Assignment A:
Could you return the passage of the Thales Alenia Space article from "Thales Alenia Space's" to "Telescope (WFIRST) missions." word for word?
Assignment B:
Answer these questions from the Thales Alenia Space article:
(i) Which NASA center awarded the two contracts?
(ii) What two kinds of equipment do the contracts cover?
(iii) When is the PACE satellite planned for launch?
Assignment C:
Can you continue the Thales Alenia Space article from its final sentence onward?

Text section:
Satnews Daily
February 26th, 2019

Thales Alenia Space's Key Communication Equipment to be the WFIRST to Keep the PACE for NASA's Missions



The National Aeronautics and Space Administration (NASA) Goddard Space Flight Center (GSFC) has awarded Thales Alenia Space two contracts concerning the delivery of the Transponders and the Travelling Wave Tube Amplifiers for the Plankton, Aerosol, Cloud, ocean Ecosystem (PACE). and Wide Field InfraRed Survey Telescope (WFIRST) missions.

NASA Goddard Space Flight Center has awarded two contracts concerning the delivery of the Transponders and the Travelling Wave Tube Amplifiers for the Plankton, Aerosol, Cloud, ocean Ecosystem (PACE) and Wide Field InfraRed Survey Telescope (WFIRST) missions to Thales Alenia Space. 

Planned for a launch in 2022-2023, the PACE satellite will be capable of collecting radiometric and polarimetric measurements of the ocean and atmosphere, from which ocean ecological, ocean biogeochemical, cloud and aerosol particle data will be determined.

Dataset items
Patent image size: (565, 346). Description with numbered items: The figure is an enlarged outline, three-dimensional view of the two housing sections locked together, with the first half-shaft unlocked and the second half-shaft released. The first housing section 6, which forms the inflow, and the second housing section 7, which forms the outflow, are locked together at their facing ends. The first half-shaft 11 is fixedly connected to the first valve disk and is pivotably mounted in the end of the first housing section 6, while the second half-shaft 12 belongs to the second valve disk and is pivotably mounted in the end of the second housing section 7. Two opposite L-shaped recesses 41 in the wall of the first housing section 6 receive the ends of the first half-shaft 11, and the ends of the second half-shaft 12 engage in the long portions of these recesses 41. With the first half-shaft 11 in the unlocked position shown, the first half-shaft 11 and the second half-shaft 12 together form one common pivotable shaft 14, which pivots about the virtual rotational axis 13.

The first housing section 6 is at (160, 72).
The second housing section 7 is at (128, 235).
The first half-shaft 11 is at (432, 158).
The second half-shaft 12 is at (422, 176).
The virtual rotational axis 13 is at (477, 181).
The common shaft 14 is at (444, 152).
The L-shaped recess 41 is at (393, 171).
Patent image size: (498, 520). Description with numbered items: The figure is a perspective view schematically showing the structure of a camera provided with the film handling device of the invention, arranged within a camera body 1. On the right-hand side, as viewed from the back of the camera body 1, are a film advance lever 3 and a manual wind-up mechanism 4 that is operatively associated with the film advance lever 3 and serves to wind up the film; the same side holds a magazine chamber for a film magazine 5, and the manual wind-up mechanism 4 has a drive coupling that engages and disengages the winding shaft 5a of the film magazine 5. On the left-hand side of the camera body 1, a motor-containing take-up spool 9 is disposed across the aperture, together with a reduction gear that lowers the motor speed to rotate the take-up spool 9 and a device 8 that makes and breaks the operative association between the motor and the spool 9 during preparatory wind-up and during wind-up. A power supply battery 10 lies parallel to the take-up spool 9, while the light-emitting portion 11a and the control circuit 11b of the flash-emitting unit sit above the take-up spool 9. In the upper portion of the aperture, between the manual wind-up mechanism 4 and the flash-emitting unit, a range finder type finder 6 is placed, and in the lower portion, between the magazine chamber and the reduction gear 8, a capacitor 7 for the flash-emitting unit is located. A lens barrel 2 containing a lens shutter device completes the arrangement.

Exercise response A:
Thales Alenia Space's Key Communication Equipment to be the WFIRST to Keep the PACE for NASA's Missions



The National Aeronautics and Space Administration (NASA) Goddard Space Flight Center (GSFC) has awarded Thales Alenia Space two contracts concerning the delivery of the Transponders and the Travelling Wave Tube Amplifiers for the Plankton, Aerosol, Cloud, ocean Ecosystem (PACE). and Wide Field InfraRed Survey Telescope (WFIRST) missions.

Exercise response B:
(i) The NASA Goddard Space Flight Center (GSFC).
(ii) Transponders and Travelling Wave Tube Amplifiers.
(iii) In 2022-2023.

Exercise response C:
PACE is a strategic continuity mission, sponsored by NASA’s Earth Science Division, responding to the challenge of climate and environmental change. The PACE observatory is comprised of three instruments: the Ocean Color Instrument (OCI) and two Polarimeters (HARP2 and SPEXOne). It is planned for launch into a Sun synchronous polar orbit at 676.5 km altitude.


The National Aeronautics and Space Administration (NASA) Goddard Space Flight Center (GSFC) has awarded Thales Alenia Space two contracts concerning the delivery of the Wide Field InfraRed Survey Telescope (WFIRST) missions

WFIRST is a NASA strategic mission rated as the top-priority large-scale project in the “New Worlds, New Horizons in Astronomy and Astrophysics”. The WFIRST observatory is designed to settle essential questions in the areas of dark energy research, exoplanets detection and infrared astrophysics. It will answer basic questions about dark energy, such as whether cosmic acceleration is caused by a new energy component or by the breakdown of General Relativity on cosmological scales.

WFIRST also plans to complete a census of circa 2,600 Exoplanets in the inner Milky Way to answer questions about potential life in the universe. The WFIRST spacecraft will be equipped with an infrared telescope with a primary mirror the same size as in the Hubble Space Telescope -2.4 meters in diameter—and two instruments, the Wide Field Instrument and the Coronograph.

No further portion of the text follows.